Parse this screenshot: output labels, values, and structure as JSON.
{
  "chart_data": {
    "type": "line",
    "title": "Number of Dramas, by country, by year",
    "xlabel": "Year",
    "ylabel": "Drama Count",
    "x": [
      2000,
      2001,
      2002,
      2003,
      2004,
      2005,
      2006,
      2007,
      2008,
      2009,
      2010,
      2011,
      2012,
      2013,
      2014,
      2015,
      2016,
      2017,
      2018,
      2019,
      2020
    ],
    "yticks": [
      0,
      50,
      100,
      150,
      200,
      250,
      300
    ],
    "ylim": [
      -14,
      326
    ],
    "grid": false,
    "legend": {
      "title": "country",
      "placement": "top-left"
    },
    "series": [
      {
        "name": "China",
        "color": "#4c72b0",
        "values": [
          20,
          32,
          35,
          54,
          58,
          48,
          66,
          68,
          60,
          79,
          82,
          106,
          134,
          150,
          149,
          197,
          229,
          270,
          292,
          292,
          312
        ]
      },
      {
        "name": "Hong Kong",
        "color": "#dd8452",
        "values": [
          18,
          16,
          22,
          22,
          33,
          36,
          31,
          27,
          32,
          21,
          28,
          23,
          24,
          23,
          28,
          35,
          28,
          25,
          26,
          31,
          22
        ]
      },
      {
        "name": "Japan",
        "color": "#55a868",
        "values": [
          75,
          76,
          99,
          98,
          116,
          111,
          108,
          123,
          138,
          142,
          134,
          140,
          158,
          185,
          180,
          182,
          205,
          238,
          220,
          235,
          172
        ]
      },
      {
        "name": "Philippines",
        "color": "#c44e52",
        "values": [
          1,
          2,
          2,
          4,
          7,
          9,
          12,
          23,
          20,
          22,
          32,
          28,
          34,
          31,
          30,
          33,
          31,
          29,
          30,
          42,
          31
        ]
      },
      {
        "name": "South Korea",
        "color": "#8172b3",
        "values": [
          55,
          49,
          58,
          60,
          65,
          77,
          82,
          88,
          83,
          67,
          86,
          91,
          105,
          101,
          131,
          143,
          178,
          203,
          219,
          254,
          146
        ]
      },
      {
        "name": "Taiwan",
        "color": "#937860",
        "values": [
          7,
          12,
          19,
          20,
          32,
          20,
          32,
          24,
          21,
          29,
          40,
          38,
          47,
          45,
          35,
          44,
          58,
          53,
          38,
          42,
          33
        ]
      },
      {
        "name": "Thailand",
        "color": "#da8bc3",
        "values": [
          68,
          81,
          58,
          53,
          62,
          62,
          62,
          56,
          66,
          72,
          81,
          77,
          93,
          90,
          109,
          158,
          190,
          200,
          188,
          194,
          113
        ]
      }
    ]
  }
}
• • • •
## [SET PROBLEM]
Each line of the material above either contains the word "name" or does not; state how many do, and nothing else.

## [THE COMPLETED TASK]
7